■ STORED RECORDS ■
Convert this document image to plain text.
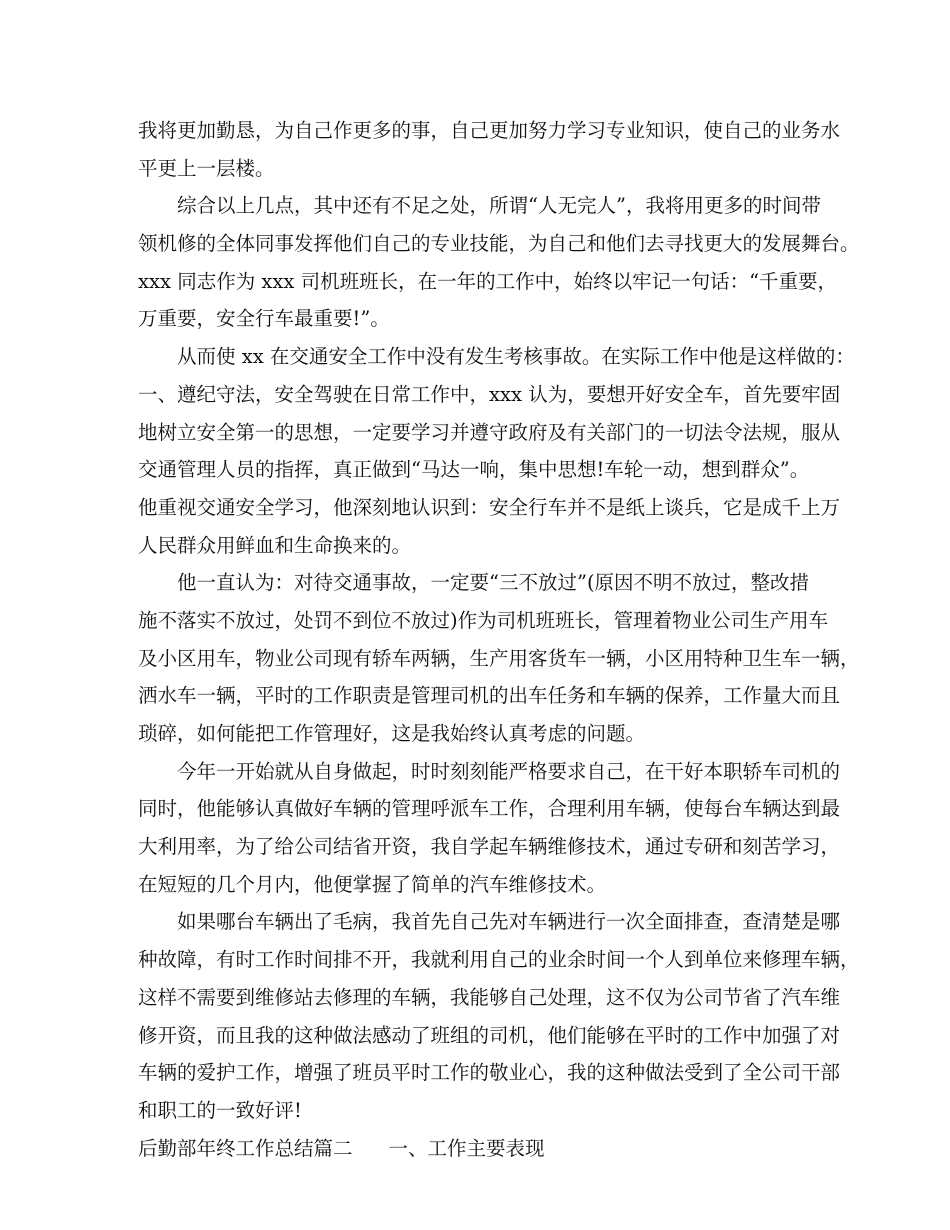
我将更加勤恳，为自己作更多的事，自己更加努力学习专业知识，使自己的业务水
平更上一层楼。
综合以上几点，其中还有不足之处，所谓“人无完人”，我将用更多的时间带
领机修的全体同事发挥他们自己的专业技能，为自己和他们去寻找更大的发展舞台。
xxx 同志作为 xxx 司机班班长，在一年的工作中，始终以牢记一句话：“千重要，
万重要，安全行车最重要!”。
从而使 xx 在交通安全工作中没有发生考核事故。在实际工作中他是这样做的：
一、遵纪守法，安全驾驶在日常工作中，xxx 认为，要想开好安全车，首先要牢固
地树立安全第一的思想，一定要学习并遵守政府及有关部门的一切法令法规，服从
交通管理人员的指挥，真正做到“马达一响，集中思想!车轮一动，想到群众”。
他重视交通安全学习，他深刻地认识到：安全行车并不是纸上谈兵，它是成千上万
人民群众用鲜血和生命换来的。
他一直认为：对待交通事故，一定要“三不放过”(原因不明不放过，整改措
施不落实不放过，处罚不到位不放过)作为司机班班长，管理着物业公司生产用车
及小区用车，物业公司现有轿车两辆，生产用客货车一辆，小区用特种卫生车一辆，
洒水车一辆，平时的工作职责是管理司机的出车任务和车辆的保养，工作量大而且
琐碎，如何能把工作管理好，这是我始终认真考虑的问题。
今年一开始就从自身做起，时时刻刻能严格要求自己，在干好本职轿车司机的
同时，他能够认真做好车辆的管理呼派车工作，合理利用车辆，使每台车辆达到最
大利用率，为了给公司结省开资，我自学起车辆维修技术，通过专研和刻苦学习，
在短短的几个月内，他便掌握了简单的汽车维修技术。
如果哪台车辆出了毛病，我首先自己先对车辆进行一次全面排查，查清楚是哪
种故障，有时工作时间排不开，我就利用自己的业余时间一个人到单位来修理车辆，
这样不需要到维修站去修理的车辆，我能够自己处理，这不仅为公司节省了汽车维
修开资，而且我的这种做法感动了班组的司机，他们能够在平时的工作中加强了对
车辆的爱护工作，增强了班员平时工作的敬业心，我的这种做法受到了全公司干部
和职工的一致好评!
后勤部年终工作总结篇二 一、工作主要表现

--

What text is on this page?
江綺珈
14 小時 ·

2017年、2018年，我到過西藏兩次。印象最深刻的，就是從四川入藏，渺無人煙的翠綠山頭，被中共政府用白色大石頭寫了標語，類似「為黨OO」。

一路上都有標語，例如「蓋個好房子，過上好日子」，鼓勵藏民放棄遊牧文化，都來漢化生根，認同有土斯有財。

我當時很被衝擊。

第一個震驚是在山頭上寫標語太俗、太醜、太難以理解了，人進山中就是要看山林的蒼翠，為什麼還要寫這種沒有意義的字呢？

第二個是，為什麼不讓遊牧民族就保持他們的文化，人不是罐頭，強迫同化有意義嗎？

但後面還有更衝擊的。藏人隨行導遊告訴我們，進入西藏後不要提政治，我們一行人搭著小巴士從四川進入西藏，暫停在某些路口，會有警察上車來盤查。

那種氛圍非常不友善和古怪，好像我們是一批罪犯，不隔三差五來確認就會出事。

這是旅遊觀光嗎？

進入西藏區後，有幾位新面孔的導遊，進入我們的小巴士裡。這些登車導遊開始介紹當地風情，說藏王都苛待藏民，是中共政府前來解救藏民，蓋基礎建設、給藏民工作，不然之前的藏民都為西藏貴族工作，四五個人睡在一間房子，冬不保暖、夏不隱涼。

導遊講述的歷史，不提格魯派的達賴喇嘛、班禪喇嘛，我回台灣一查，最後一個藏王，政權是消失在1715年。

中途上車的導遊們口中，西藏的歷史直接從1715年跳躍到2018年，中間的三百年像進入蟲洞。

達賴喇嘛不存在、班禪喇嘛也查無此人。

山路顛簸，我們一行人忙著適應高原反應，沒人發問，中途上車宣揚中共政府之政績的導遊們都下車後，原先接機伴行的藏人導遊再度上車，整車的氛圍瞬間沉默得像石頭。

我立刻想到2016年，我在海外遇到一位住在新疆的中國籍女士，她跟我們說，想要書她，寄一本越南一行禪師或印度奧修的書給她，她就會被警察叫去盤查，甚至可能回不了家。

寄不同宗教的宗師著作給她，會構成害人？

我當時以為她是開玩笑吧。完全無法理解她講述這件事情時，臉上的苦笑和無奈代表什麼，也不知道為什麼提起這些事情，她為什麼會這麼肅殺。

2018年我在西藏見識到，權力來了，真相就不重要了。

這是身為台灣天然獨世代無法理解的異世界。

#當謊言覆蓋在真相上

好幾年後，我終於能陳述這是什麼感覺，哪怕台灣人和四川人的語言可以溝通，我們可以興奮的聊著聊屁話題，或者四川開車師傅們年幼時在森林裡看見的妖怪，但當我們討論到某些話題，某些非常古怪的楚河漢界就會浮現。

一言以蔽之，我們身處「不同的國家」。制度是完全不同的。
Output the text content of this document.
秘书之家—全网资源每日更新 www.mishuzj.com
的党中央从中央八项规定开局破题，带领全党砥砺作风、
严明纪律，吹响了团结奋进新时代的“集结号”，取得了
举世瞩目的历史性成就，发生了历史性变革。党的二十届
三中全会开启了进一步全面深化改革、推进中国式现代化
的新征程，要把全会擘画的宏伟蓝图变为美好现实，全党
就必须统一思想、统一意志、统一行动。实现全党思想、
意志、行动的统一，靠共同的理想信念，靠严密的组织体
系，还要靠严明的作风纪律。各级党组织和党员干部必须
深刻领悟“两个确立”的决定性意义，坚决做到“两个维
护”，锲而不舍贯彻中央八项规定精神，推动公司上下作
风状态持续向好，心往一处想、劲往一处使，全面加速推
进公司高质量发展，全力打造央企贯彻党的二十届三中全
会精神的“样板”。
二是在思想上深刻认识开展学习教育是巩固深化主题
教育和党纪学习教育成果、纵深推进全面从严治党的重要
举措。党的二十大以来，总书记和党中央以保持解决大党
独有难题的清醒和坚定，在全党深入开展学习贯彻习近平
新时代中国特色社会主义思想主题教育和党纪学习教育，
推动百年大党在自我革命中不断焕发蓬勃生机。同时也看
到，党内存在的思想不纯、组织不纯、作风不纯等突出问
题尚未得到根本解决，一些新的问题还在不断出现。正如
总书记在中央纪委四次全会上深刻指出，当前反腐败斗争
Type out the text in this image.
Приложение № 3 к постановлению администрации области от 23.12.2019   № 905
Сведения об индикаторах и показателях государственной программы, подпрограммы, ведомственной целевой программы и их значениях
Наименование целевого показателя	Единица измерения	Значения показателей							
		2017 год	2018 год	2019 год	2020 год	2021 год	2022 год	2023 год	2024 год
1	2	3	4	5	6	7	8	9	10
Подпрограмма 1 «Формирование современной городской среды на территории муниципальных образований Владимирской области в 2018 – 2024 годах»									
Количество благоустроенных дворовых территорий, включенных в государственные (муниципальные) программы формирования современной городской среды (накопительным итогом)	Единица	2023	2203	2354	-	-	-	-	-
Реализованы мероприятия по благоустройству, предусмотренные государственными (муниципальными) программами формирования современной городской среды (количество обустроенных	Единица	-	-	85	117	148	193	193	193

--

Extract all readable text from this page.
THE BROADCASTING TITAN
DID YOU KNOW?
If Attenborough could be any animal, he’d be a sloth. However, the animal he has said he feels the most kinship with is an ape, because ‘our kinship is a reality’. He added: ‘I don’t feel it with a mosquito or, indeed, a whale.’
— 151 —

■ AIM OF THE TASK ■
How many of the lines above include the string "области"? Reply with the number by itself.

■ COMPLETE OUTPUT ■
2